__Records supplied__:
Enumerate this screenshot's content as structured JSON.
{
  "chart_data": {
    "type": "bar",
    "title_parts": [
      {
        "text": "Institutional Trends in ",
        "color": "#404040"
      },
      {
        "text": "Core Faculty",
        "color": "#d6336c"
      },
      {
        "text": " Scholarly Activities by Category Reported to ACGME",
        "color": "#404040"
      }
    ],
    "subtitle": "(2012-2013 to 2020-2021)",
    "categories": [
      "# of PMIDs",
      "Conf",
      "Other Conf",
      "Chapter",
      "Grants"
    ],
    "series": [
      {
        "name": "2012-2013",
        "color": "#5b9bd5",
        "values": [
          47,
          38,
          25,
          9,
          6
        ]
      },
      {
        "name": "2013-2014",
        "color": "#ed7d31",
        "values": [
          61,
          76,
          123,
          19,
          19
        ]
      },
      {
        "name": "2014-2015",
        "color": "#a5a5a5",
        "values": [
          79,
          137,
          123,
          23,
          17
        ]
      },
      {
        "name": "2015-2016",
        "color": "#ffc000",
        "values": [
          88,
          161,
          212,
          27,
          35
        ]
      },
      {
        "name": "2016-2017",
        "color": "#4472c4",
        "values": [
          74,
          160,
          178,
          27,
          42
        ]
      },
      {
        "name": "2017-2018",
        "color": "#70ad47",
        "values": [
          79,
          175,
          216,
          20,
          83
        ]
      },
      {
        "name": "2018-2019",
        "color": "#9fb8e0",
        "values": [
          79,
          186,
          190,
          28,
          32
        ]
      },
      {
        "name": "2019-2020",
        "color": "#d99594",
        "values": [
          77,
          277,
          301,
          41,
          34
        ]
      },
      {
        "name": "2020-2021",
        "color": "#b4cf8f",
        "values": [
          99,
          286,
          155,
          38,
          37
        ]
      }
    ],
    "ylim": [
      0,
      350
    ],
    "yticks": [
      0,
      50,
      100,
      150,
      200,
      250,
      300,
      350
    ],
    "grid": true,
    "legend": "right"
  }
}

__The task__:
Please output every record, keeping each line exact.

__Written response__:
Enumerate this screenshot's content as structured JSON.
{
  "chart_data": {
    "type": "bar",
    "title_parts": [
      {
        "text": "Institutional Trends in ",
        "color": "#404040"
      },
      {
        "text": "Core Faculty",
        "color": "#d6336c"
      },
      {
        "text": " Scholarly Activities by Category Reported to ACGME",
        "color": "#404040"
      }
    ],
    "subtitle": "(2012-2013 to 2020-2021)",
    "categories": [
      "# of PMIDs",
      "Conf",
      "Other Conf",
      "Chapter",
      "Grants"
    ],
    "series": [
      {
        "name": "2012-2013",
        "color": "#5b9bd5",
        "values": [
          47,
          38,
          25,
          9,
          6
        ]
      },
      {
        "name": "2013-2014",
        "color": "#ed7d31",
        "values": [
          61,
          76,
          123,
          19,
          19
        ]
      },
      {
        "name": "2014-2015",
        "color": "#a5a5a5",
        "values": [
          79,
          137,
          123,
          23,
          17
        ]
      },
      {
        "name": "2015-2016",
        "color": "#ffc000",
        "values": [
          88,
          161,
          212,
          27,
          35
        ]
      },
      {
        "name": "2016-2017",
        "color": "#4472c4",
        "values": [
          74,
          160,
          178,
          27,
          42
        ]
      },
      {
        "name": "2017-2018",
        "color": "#70ad47",
        "values": [
          79,
          175,
          216,
          20,
          83
        ]
      },
      {
        "name": "2018-2019",
        "color": "#9fb8e0",
        "values": [
          79,
          186,
          190,
          28,
          32
        ]
      },
      {
        "name": "2019-2020",
        "color": "#d99594",
        "values": [
          77,
          277,
          301,
          41,
          34
        ]
      },
      {
        "name": "2020-2021",
        "color": "#b4cf8f",
        "values": [
          99,
          286,
          155,
          38,
          37
        ]
      }
    ],
    "ylim": [
      0,
      350
    ],
    "yticks": [
      0,
      50,
      100,
      150,
      200,
      250,
      300,
      350
    ],
    "grid": true,
    "legend": "right"
  }
}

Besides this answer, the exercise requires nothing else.